Copy each line below in which the word "Class" occurs.

Dataset entries:

§ §

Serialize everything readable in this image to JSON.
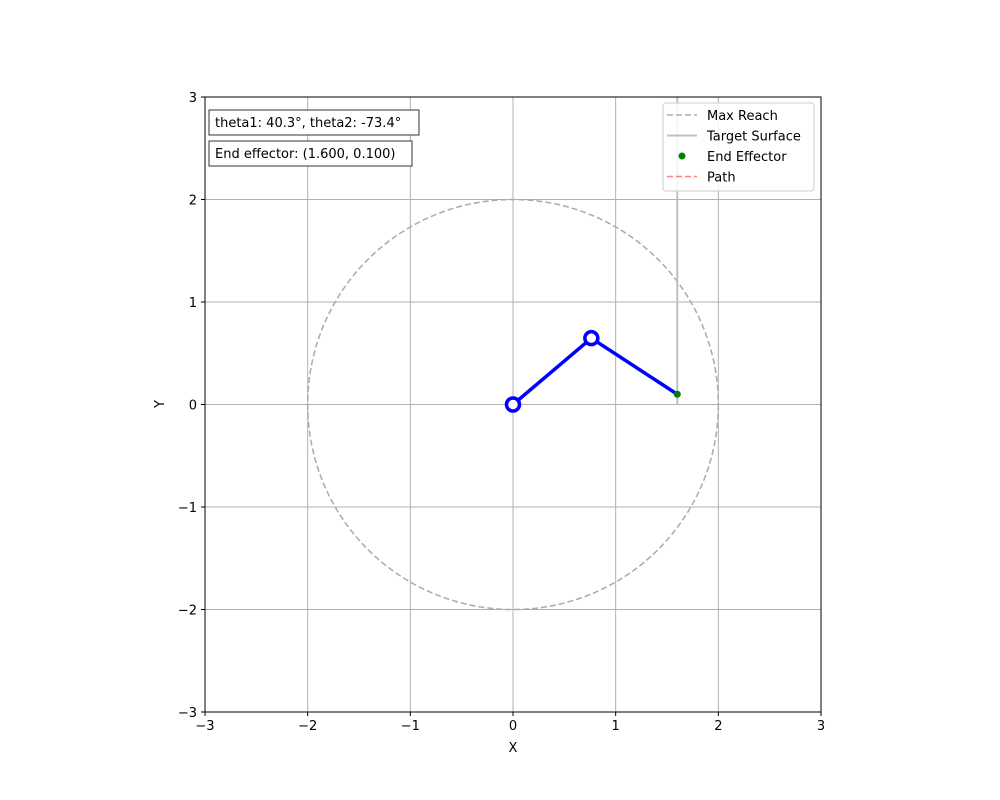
{
  "chart_data": {
    "type": "line",
    "xlabel": "X",
    "ylabel": "Y",
    "xlim": [
      -3,
      3
    ],
    "ylim": [
      -3,
      3
    ],
    "xticks": [
      -3,
      -2,
      -1,
      0,
      1,
      2,
      3
    ],
    "yticks": [
      -3,
      -2,
      -1,
      0,
      1,
      2,
      3
    ],
    "xtick_labels": [
      "−3",
      "−2",
      "−1",
      "0",
      "1",
      "2",
      "3"
    ],
    "ytick_labels": [
      "−3",
      "−2",
      "−1",
      "0",
      "1",
      "2",
      "3"
    ],
    "grid": true,
    "legend_position": "top-right",
    "max_reach": {
      "center": [
        0,
        0
      ],
      "radius": 2,
      "color": "#aaaaaa"
    },
    "target_surface": {
      "x": [
        1.6,
        1.6
      ],
      "y": [
        0,
        3
      ],
      "color": "#c0c0c0"
    },
    "arm": {
      "x": [
        0,
        0.763,
        1.6
      ],
      "y": [
        0,
        0.647,
        0.1
      ],
      "color": "#0000ff"
    },
    "end_effector": {
      "x": 1.6,
      "y": 0.1,
      "color": "#008000"
    },
    "path": {
      "x": [],
      "y": [],
      "color": "#ff7f7f"
    },
    "legend": [
      {
        "label": "Max Reach",
        "style": "dashed",
        "color": "#aaaaaa"
      },
      {
        "label": "Target Surface",
        "style": "solid",
        "color": "#c0c0c0"
      },
      {
        "label": "End Effector",
        "style": "marker",
        "color": "#008000"
      },
      {
        "label": "Path",
        "style": "dashed",
        "color": "#ff7f7f"
      }
    ]
  },
  "annotations": {
    "angles_text": "theta1: 40.3°, theta2: -73.4°",
    "effector_text": "End effector: (1.600, 0.100)"
  }
}
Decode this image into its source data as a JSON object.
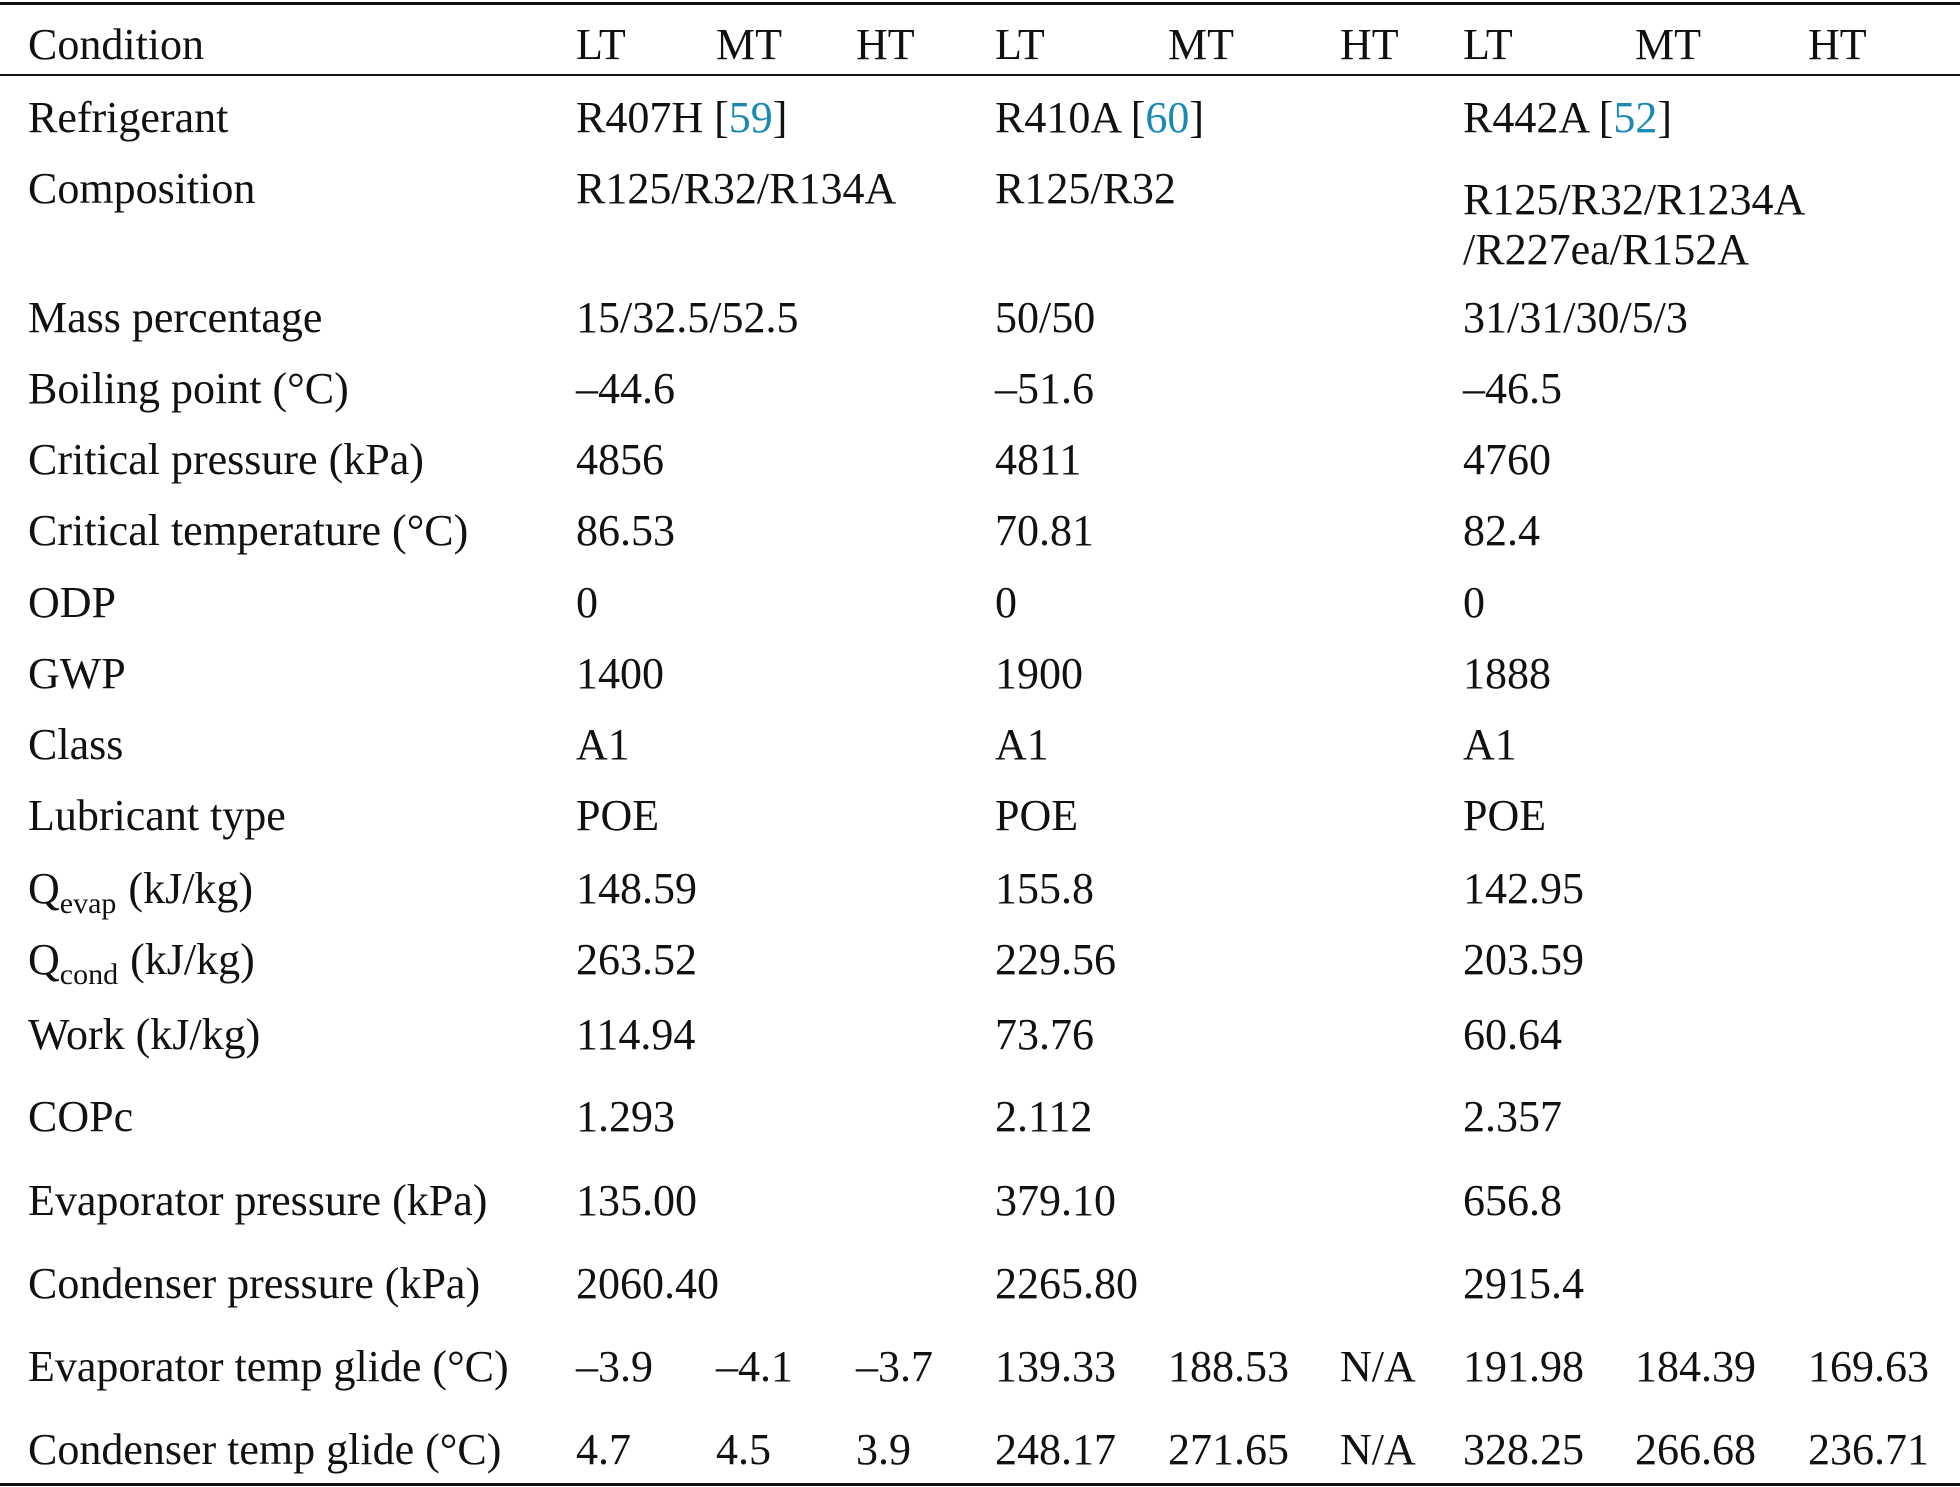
{
  "table": {
    "header": [
      "Condition",
      "LT",
      "MT",
      "HT",
      "LT",
      "MT",
      "HT",
      "LT",
      "MT",
      "HT"
    ],
    "rows": [
      {
        "label": "Refrigerant",
        "values": [
          {
            "name": "R407H [",
            "ref": "59",
            "close": "]"
          },
          {
            "name": "R410A [",
            "ref": "60",
            "close": "]"
          },
          {
            "name": "R442A [",
            "ref": "52",
            "close": "]"
          }
        ]
      },
      {
        "label": "Composition",
        "values": [
          "R125/R32/R134A",
          "R125/R32",
          {
            "lines": [
              "R125/R32/R1234A",
              "/R227ea/R152A"
            ]
          }
        ]
      },
      {
        "label": "Mass percentage",
        "values": [
          "15/32.5/52.5",
          "50/50",
          "31/31/30/5/3"
        ]
      },
      {
        "label": "Boiling point (°C)",
        "values": [
          "–44.6",
          "–51.6",
          "–46.5"
        ]
      },
      {
        "label": "Critical pressure (kPa)",
        "values": [
          "4856",
          "4811",
          "4760"
        ]
      },
      {
        "label": "Critical temperature (°C)",
        "values": [
          "86.53",
          "70.81",
          "82.4"
        ]
      },
      {
        "label": "ODP",
        "values": [
          "0",
          "0",
          "0"
        ]
      },
      {
        "label": "GWP",
        "values": [
          "1400",
          "1900",
          "1888"
        ]
      },
      {
        "label": "Class",
        "values": [
          "A1",
          "A1",
          "A1"
        ]
      },
      {
        "label": "Lubricant type",
        "values": [
          "POE",
          "POE",
          "POE"
        ]
      },
      {
        "label": {
          "text": "Q",
          "sub": "evap",
          "unit": "(kJ/kg)"
        },
        "values": [
          "148.59",
          "155.8",
          "142.95"
        ]
      },
      {
        "label": {
          "text": "Q",
          "sub": "cond",
          "unit": "(kJ/kg)"
        },
        "values": [
          "263.52",
          "229.56",
          "203.59"
        ]
      },
      {
        "label": "Work (kJ/kg)",
        "values": [
          "114.94",
          "73.76",
          "60.64"
        ]
      },
      {
        "label": "COPc",
        "values": [
          "1.293",
          "2.112",
          "2.357"
        ]
      },
      {
        "label": "Evaporator pressure (kPa)",
        "values": [
          "135.00",
          "379.10",
          "656.8"
        ]
      },
      {
        "label": "Condenser pressure (kPa)",
        "values": [
          "2060.40",
          "2265.80",
          "2915.4"
        ]
      },
      {
        "label": "Evaporator temp glide (°C)",
        "values": [
          "–3.9",
          "–4.1",
          "–3.7",
          "139.33",
          "188.53",
          "N/A",
          "191.98",
          "184.39",
          "169.63"
        ]
      },
      {
        "label": "Condenser temp glide (°C)",
        "values": [
          "4.7",
          "4.5",
          "3.9",
          "248.17",
          "271.65",
          "N/A",
          "328.25",
          "266.68",
          "236.71"
        ]
      }
    ]
  }
}
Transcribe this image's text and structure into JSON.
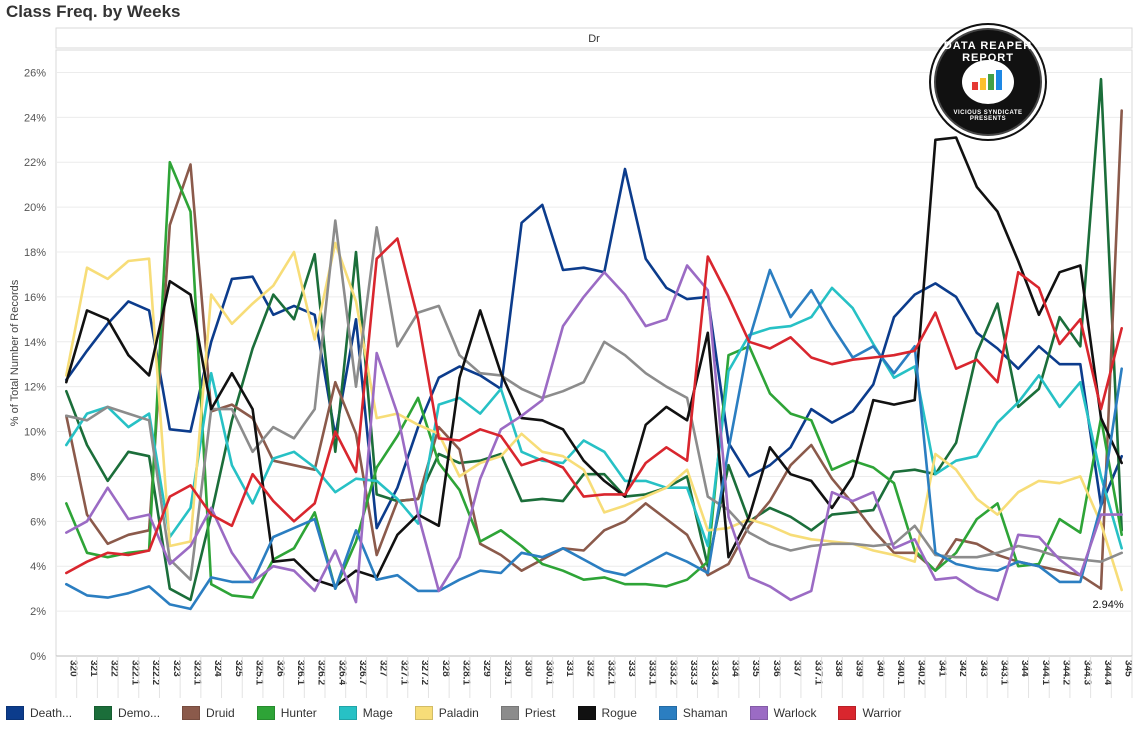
{
  "title": "Class Freq. by Weeks",
  "chart_data": {
    "type": "line",
    "facet_label": "Dr",
    "ylabel": "% of Total Number of Records",
    "xlabel": "",
    "ylim": [
      0,
      27
    ],
    "yticks": [
      0,
      2,
      4,
      6,
      8,
      10,
      12,
      14,
      16,
      18,
      20,
      22,
      24,
      26
    ],
    "ytick_labels": [
      "0%",
      "2%",
      "4%",
      "6%",
      "8%",
      "10%",
      "12%",
      "14%",
      "16%",
      "18%",
      "20%",
      "22%",
      "24%",
      "26%"
    ],
    "annotation": {
      "text": "2.94%",
      "series": "Paladin",
      "category": "345"
    },
    "categories": [
      "320",
      "321",
      "322",
      "322.1",
      "322.2",
      "323",
      "323.1",
      "324",
      "325",
      "325.1",
      "326",
      "326.1",
      "326.2",
      "326.4",
      "326.7",
      "327",
      "327.1",
      "327.2",
      "328",
      "328.1",
      "329",
      "329.1",
      "330",
      "330.1",
      "331",
      "332",
      "332.1",
      "333",
      "333.1",
      "333.2",
      "333.3",
      "333.4",
      "334",
      "335",
      "336",
      "337",
      "337.1",
      "338",
      "339",
      "340",
      "340.1",
      "340.2",
      "341",
      "342",
      "343",
      "343.1",
      "344",
      "344.1",
      "344.2",
      "344.3",
      "344.4",
      "345"
    ],
    "series": [
      {
        "name": "Death...",
        "color": "#0c3c8c",
        "values": [
          12.3,
          13.6,
          14.8,
          15.8,
          15.4,
          10.1,
          10.0,
          14.0,
          16.8,
          16.9,
          15.2,
          15.6,
          15.2,
          9.8,
          15.0,
          5.7,
          7.5,
          10.2,
          12.4,
          12.9,
          12.5,
          11.9,
          19.3,
          20.1,
          17.2,
          17.3,
          17.1,
          21.7,
          17.7,
          16.4,
          15.9,
          16.0,
          9.5,
          8.0,
          8.5,
          9.3,
          11.0,
          10.4,
          10.9,
          12.1,
          15.1,
          16.1,
          16.6,
          16.0,
          14.4,
          13.7,
          12.8,
          13.8,
          13.0,
          13.0,
          6.7,
          8.9
        ]
      },
      {
        "name": "Demo...",
        "color": "#1b6e3a",
        "values": [
          11.8,
          9.4,
          7.8,
          9.1,
          8.9,
          3.0,
          2.5,
          6.3,
          10.5,
          13.7,
          16.1,
          15.0,
          17.9,
          9.1,
          18.0,
          7.2,
          6.9,
          7.0,
          9.0,
          8.6,
          8.7,
          9.0,
          6.9,
          7.0,
          6.9,
          8.1,
          8.1,
          7.1,
          7.2,
          7.5,
          8.0,
          4.0,
          8.5,
          6.0,
          6.6,
          6.2,
          5.6,
          6.3,
          6.4,
          6.5,
          8.2,
          8.3,
          8.1,
          9.5,
          13.5,
          15.7,
          11.1,
          11.9,
          15.1,
          13.8,
          25.7,
          5.6
        ]
      },
      {
        "name": "Druid",
        "color": "#8b5a4b",
        "values": [
          10.7,
          6.3,
          5.0,
          5.4,
          5.6,
          19.2,
          21.9,
          10.9,
          11.2,
          10.6,
          8.7,
          8.5,
          8.3,
          12.2,
          9.9,
          4.5,
          6.9,
          7.0,
          10.2,
          9.2,
          5.0,
          4.5,
          3.8,
          4.3,
          4.8,
          4.7,
          5.6,
          6.0,
          6.8,
          6.1,
          5.4,
          3.6,
          4.1,
          5.8,
          6.9,
          8.5,
          9.4,
          7.9,
          6.8,
          5.6,
          4.6,
          4.6,
          3.8,
          5.2,
          5.0,
          4.5,
          4.2,
          4.0,
          3.8,
          3.6,
          3.0,
          24.3
        ]
      },
      {
        "name": "Hunter",
        "color": "#2ea437",
        "values": [
          6.8,
          4.6,
          4.4,
          4.6,
          4.7,
          22.0,
          19.8,
          3.2,
          2.7,
          2.6,
          4.3,
          4.8,
          6.4,
          3.0,
          5.1,
          8.4,
          9.8,
          11.5,
          8.6,
          7.4,
          5.1,
          5.6,
          4.9,
          4.1,
          3.8,
          3.4,
          3.5,
          3.2,
          3.2,
          3.1,
          3.4,
          4.2,
          13.4,
          13.8,
          11.7,
          10.8,
          10.5,
          8.3,
          8.7,
          8.4,
          7.7,
          4.7,
          3.8,
          4.6,
          6.1,
          6.8,
          4.0,
          4.1,
          6.1,
          5.5,
          10.6,
          5.4
        ]
      },
      {
        "name": "Mage",
        "color": "#27c1c5",
        "values": [
          9.4,
          10.8,
          11.1,
          10.2,
          10.8,
          5.3,
          6.6,
          12.6,
          8.5,
          6.8,
          8.8,
          9.1,
          8.4,
          7.3,
          7.9,
          7.8,
          7.0,
          5.9,
          11.2,
          11.5,
          10.8,
          11.9,
          9.1,
          8.7,
          8.6,
          9.6,
          9.1,
          7.8,
          7.8,
          7.5,
          7.5,
          4.9,
          12.7,
          14.3,
          14.6,
          14.7,
          15.1,
          16.4,
          15.5,
          13.9,
          12.4,
          12.9,
          8.1,
          8.7,
          8.9,
          10.4,
          11.3,
          12.5,
          11.1,
          12.2,
          8.0,
          4.8
        ]
      },
      {
        "name": "Paladin",
        "color": "#f7dd78",
        "values": [
          12.5,
          17.3,
          16.8,
          17.6,
          17.7,
          4.9,
          5.1,
          16.1,
          14.8,
          15.7,
          16.5,
          18.0,
          14.1,
          18.4,
          15.8,
          10.6,
          10.8,
          10.3,
          9.9,
          8.0,
          8.6,
          8.9,
          9.9,
          9.1,
          8.9,
          8.3,
          6.4,
          6.7,
          7.1,
          7.5,
          8.3,
          5.6,
          5.7,
          6.1,
          5.8,
          5.4,
          5.2,
          5.1,
          5.0,
          4.7,
          4.5,
          4.2,
          9.0,
          8.3,
          7.0,
          6.3,
          7.3,
          7.8,
          7.7,
          8.0,
          5.9,
          2.94
        ]
      },
      {
        "name": "Priest",
        "color": "#8c8c8c",
        "values": [
          10.7,
          10.5,
          11.1,
          10.8,
          10.5,
          4.3,
          3.4,
          11.0,
          11.0,
          9.1,
          10.2,
          9.7,
          11.0,
          19.4,
          12.0,
          19.1,
          13.8,
          15.3,
          15.6,
          13.4,
          12.6,
          12.5,
          11.9,
          11.5,
          11.8,
          12.2,
          14.0,
          13.4,
          12.6,
          12.0,
          11.5,
          7.1,
          6.5,
          5.5,
          5.0,
          4.7,
          4.9,
          5.0,
          5.0,
          4.9,
          5.0,
          5.8,
          4.5,
          4.4,
          4.4,
          4.6,
          4.9,
          4.7,
          4.4,
          4.3,
          4.2,
          4.6
        ]
      },
      {
        "name": "Rogue",
        "color": "#111111",
        "values": [
          12.2,
          15.4,
          15.0,
          13.4,
          12.5,
          16.7,
          16.1,
          11.0,
          12.6,
          11.0,
          4.2,
          4.3,
          3.4,
          3.1,
          3.8,
          3.5,
          5.4,
          6.3,
          5.8,
          12.4,
          15.4,
          12.6,
          10.6,
          10.5,
          10.1,
          8.7,
          7.8,
          7.1,
          10.3,
          11.1,
          10.5,
          14.4,
          4.4,
          6.2,
          9.3,
          8.1,
          7.8,
          6.6,
          8.0,
          11.4,
          11.2,
          11.4,
          23.0,
          23.1,
          20.9,
          19.8,
          17.6,
          15.2,
          17.1,
          17.4,
          10.6,
          8.6
        ]
      },
      {
        "name": "Shaman",
        "color": "#2b7ec1",
        "values": [
          3.2,
          2.7,
          2.6,
          2.8,
          3.1,
          2.3,
          2.1,
          3.5,
          3.3,
          3.3,
          5.3,
          5.7,
          6.1,
          3.0,
          5.6,
          3.4,
          3.6,
          2.9,
          2.9,
          3.4,
          3.8,
          3.7,
          4.6,
          4.4,
          4.8,
          4.3,
          3.8,
          3.6,
          4.1,
          4.6,
          4.2,
          3.7,
          9.2,
          14.1,
          17.2,
          15.1,
          16.3,
          14.7,
          13.3,
          13.8,
          12.6,
          13.8,
          4.6,
          4.1,
          3.9,
          3.8,
          4.2,
          4.0,
          3.3,
          3.3,
          6.7,
          12.8
        ]
      },
      {
        "name": "Warlock",
        "color": "#9b6bc4",
        "values": [
          5.5,
          6.0,
          7.5,
          6.1,
          6.3,
          4.1,
          4.9,
          6.6,
          4.6,
          3.3,
          4.0,
          3.8,
          2.9,
          4.7,
          2.4,
          13.5,
          10.8,
          6.3,
          2.9,
          4.4,
          7.9,
          10.1,
          10.7,
          11.4,
          14.7,
          16.0,
          17.1,
          16.1,
          14.7,
          15.0,
          17.4,
          16.3,
          6.2,
          3.5,
          3.1,
          2.5,
          2.9,
          7.3,
          6.9,
          7.3,
          4.8,
          5.2,
          3.4,
          3.5,
          2.9,
          2.5,
          5.4,
          5.3,
          4.3,
          3.6,
          6.3,
          6.3
        ]
      },
      {
        "name": "Warrior",
        "color": "#d9262e",
        "values": [
          3.7,
          4.2,
          4.6,
          4.5,
          4.7,
          7.1,
          7.6,
          6.3,
          5.8,
          8.1,
          6.9,
          6.0,
          6.8,
          10.0,
          8.2,
          17.7,
          18.6,
          15.0,
          9.7,
          9.6,
          10.1,
          9.8,
          8.5,
          8.8,
          8.4,
          7.1,
          7.2,
          7.2,
          8.6,
          9.3,
          8.7,
          17.8,
          16.0,
          14.0,
          13.7,
          14.2,
          13.3,
          13.0,
          13.2,
          13.3,
          13.4,
          13.6,
          15.3,
          12.8,
          13.2,
          12.2,
          17.1,
          16.4,
          13.9,
          15.0,
          11.0,
          14.6
        ]
      }
    ]
  },
  "watermark": {
    "title_text": "DATA REAPER REPORT",
    "subtitle_text": "VICIOUS SYNDICATE PRESENTS",
    "bar_colors": [
      "#e53935",
      "#fbc02d",
      "#43a047",
      "#1e88e5"
    ]
  }
}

§ §

The result:
        "label": "Class",
  "title": "Class Freq. by Weeks",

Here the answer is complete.